------ Task input
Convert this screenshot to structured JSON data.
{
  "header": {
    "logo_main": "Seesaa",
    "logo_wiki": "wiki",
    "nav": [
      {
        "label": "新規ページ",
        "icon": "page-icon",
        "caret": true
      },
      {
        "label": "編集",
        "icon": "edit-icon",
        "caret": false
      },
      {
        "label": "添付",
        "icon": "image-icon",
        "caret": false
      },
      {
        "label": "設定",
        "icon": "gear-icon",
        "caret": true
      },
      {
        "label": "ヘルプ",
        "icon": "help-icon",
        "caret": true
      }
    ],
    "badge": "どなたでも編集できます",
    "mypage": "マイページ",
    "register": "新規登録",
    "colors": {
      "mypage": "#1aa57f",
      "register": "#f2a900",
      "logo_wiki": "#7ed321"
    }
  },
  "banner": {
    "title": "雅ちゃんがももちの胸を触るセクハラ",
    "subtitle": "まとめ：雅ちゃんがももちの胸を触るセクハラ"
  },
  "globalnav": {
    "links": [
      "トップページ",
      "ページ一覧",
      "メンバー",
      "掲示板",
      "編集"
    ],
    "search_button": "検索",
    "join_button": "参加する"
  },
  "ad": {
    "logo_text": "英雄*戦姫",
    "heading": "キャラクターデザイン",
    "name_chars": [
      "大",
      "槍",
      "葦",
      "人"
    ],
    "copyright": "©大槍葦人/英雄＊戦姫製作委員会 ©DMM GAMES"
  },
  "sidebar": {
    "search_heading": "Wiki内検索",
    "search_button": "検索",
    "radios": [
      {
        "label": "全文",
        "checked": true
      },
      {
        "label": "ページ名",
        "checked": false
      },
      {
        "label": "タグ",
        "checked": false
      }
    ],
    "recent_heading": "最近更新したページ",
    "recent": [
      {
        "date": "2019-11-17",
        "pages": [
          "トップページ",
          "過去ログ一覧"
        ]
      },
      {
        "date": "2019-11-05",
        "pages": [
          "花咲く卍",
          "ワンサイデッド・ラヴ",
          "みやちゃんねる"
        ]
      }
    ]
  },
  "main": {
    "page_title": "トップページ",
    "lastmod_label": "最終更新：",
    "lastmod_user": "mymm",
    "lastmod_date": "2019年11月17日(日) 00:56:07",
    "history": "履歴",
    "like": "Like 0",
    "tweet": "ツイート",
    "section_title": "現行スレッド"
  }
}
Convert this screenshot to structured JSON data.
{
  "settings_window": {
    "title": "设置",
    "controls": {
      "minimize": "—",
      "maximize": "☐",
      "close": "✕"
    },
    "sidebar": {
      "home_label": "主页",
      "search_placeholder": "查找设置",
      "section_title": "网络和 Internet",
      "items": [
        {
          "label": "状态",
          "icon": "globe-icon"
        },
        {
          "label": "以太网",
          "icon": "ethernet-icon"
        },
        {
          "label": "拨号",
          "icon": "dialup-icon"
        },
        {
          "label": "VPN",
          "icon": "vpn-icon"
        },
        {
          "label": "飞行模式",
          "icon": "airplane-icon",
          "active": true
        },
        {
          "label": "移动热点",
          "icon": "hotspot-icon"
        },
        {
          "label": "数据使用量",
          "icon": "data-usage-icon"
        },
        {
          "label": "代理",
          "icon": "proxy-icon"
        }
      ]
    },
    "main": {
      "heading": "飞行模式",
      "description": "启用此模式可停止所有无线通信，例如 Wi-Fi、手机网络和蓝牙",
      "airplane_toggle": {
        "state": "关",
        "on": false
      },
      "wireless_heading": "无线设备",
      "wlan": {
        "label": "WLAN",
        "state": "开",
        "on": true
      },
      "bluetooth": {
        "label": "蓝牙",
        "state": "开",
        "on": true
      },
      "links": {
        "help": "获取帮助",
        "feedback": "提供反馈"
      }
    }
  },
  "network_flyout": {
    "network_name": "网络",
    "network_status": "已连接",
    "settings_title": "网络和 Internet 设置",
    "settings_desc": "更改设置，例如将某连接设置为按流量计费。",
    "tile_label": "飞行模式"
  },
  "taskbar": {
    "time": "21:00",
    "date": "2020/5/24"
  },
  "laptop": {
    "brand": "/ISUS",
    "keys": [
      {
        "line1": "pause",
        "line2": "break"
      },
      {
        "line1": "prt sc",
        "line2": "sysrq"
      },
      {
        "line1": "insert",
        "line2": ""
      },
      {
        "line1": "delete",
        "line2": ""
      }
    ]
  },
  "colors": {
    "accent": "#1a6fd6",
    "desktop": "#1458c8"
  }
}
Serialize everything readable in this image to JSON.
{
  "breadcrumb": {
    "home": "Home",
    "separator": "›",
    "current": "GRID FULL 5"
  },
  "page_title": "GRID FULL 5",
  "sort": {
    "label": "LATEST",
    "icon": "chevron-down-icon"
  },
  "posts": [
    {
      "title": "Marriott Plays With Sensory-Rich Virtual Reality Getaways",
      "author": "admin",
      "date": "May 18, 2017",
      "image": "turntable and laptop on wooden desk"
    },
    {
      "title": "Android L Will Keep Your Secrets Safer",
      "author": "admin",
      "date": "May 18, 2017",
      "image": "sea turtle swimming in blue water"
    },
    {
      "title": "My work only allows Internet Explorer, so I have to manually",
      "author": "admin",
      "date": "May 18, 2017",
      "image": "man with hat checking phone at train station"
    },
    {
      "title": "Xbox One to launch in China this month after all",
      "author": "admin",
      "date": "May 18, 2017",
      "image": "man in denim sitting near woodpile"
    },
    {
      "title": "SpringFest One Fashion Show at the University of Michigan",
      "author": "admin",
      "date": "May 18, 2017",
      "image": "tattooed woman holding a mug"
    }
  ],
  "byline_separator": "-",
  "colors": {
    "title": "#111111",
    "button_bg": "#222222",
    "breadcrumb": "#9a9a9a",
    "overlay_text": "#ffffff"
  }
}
------------
◆ Short problem:
Write out the listing once more, matching it exactly.

◆ Written answer:
Convert this screenshot to structured JSON data.
{
  "header": {
    "logo_main": "Seesaa",
    "logo_wiki": "wiki",
    "nav": [
      {
        "label": "新規ページ",
        "icon": "page-icon",
        "caret": true
      },
      {
        "label": "編集",
        "icon": "edit-icon",
        "caret": false
      },
      {
        "label": "添付",
        "icon": "image-icon",
        "caret": false
      },
      {
        "label": "設定",
        "icon": "gear-icon",
        "caret": true
      },
      {
        "label": "ヘルプ",
        "icon": "help-icon",
        "caret": true
      }
    ],
    "badge": "どなたでも編集できます",
    "mypage": "マイページ",
    "register": "新規登録",
    "colors": {
      "mypage": "#1aa57f",
      "register": "#f2a900",
      "logo_wiki": "#7ed321"
    }
  },
  "banner": {
    "title": "雅ちゃんがももちの胸を触るセクハラ",
    "subtitle": "まとめ：雅ちゃんがももちの胸を触るセクハラ"
  },
  "globalnav": {
    "links": [
      "トップページ",
      "ページ一覧",
      "メンバー",
      "掲示板",
      "編集"
    ],
    "search_button": "検索",
    "join_button": "参加する"
  },
  "ad": {
    "logo_text": "英雄*戦姫",
    "heading": "キャラクターデザイン",
    "name_chars": [
      "大",
      "槍",
      "葦",
      "人"
    ],
    "copyright": "©大槍葦人/英雄＊戦姫製作委員会 ©DMM GAMES"
  },
  "sidebar": {
    "search_heading": "Wiki内検索",
    "search_button": "検索",
    "radios": [
      {
        "label": "全文",
        "checked": true
      },
      {
        "label": "ページ名",
        "checked": false
      },
      {
        "label": "タグ",
        "checked": false
      }
    ],
    "recent_heading": "最近更新したページ",
    "recent": [
      {
        "date": "2019-11-17",
        "pages": [
          "トップページ",
          "過去ログ一覧"
        ]
      },
      {
        "date": "2019-11-05",
        "pages": [
          "花咲く卍",
          "ワンサイデッド・ラヴ",
          "みやちゃんねる"
        ]
      }
    ]
  },
  "main": {
    "page_title": "トップページ",
    "lastmod_label": "最終更新：",
    "lastmod_user": "mymm",
    "lastmod_date": "2019年11月17日(日) 00:56:07",
    "history": "履歴",
    "like": "Like 0",
    "tweet": "ツイート",
    "section_title": "現行スレッド"
  }
}
Convert this screenshot to structured JSON data.
{
  "settings_window": {
    "title": "设置",
    "controls": {
      "minimize": "—",
      "maximize": "☐",
      "close": "✕"
    },
    "sidebar": {
      "home_label": "主页",
      "search_placeholder": "查找设置",
      "section_title": "网络和 Internet",
      "items": [
        {
          "label": "状态",
          "icon": "globe-icon"
        },
        {
          "label": "以太网",
          "icon": "ethernet-icon"
        },
        {
          "label": "拨号",
          "icon": "dialup-icon"
        },
        {
          "label": "VPN",
          "icon": "vpn-icon"
        },
        {
          "label": "飞行模式",
          "icon": "airplane-icon",
          "active": true
        },
        {
          "label": "移动热点",
          "icon": "hotspot-icon"
        },
        {
          "label": "数据使用量",
          "icon": "data-usage-icon"
        },
        {
          "label": "代理",
          "icon": "proxy-icon"
        }
      ]
    },
    "main": {
      "heading": "飞行模式",
      "description": "启用此模式可停止所有无线通信，例如 Wi-Fi、手机网络和蓝牙",
      "airplane_toggle": {
        "state": "关",
        "on": false
      },
      "wireless_heading": "无线设备",
      "wlan": {
        "label": "WLAN",
        "state": "开",
        "on": true
      },
      "bluetooth": {
        "label": "蓝牙",
        "state": "开",
        "on": true
      },
      "links": {
        "help": "获取帮助",
        "feedback": "提供反馈"
      }
    }
  },
  "network_flyout": {
    "network_name": "网络",
    "network_status": "已连接",
    "settings_title": "网络和 Internet 设置",
    "settings_desc": "更改设置，例如将某连接设置为按流量计费。",
    "tile_label": "飞行模式"
  },
  "taskbar": {
    "time": "21:00",
    "date": "2020/5/24"
  },
  "laptop": {
    "brand": "/ISUS",
    "keys": [
      {
        "line1": "pause",
        "line2": "break"
      },
      {
        "line1": "prt sc",
        "line2": "sysrq"
      },
      {
        "line1": "insert",
        "line2": ""
      },
      {
        "line1": "delete",
        "line2": ""
      }
    ]
  },
  "colors": {
    "accent": "#1a6fd6",
    "desktop": "#1458c8"
  }
}
Serialize everything readable in this image to JSON.
{
  "breadcrumb": {
    "home": "Home",
    "separator": "›",
    "current": "GRID FULL 5"
  },
  "page_title": "GRID FULL 5",
  "sort": {
    "label": "LATEST",
    "icon": "chevron-down-icon"
  },
  "posts": [
    {
      "title": "Marriott Plays With Sensory-Rich Virtual Reality Getaways",
      "author": "admin",
      "date": "May 18, 2017",
      "image": "turntable and laptop on wooden desk"
    },
    {
      "title": "Android L Will Keep Your Secrets Safer",
      "author": "admin",
      "date": "May 18, 2017",
      "image": "sea turtle swimming in blue water"
    },
    {
      "title": "My work only allows Internet Explorer, so I have to manually",
      "author": "admin",
      "date": "May 18, 2017",
      "image": "man with hat checking phone at train station"
    },
    {
      "title": "Xbox One to launch in China this month after all",
      "author": "admin",
      "date": "May 18, 2017",
      "image": "man in denim sitting near woodpile"
    },
    {
      "title": "SpringFest One Fashion Show at the University of Michigan",
      "author": "admin",
      "date": "May 18, 2017",
      "image": "tattooed woman holding a mug"
    }
  ],
  "byline_separator": "-",
  "colors": {
    "title": "#111111",
    "button_bg": "#222222",
    "breadcrumb": "#9a9a9a",
    "overlay_text": "#ffffff"
  }
}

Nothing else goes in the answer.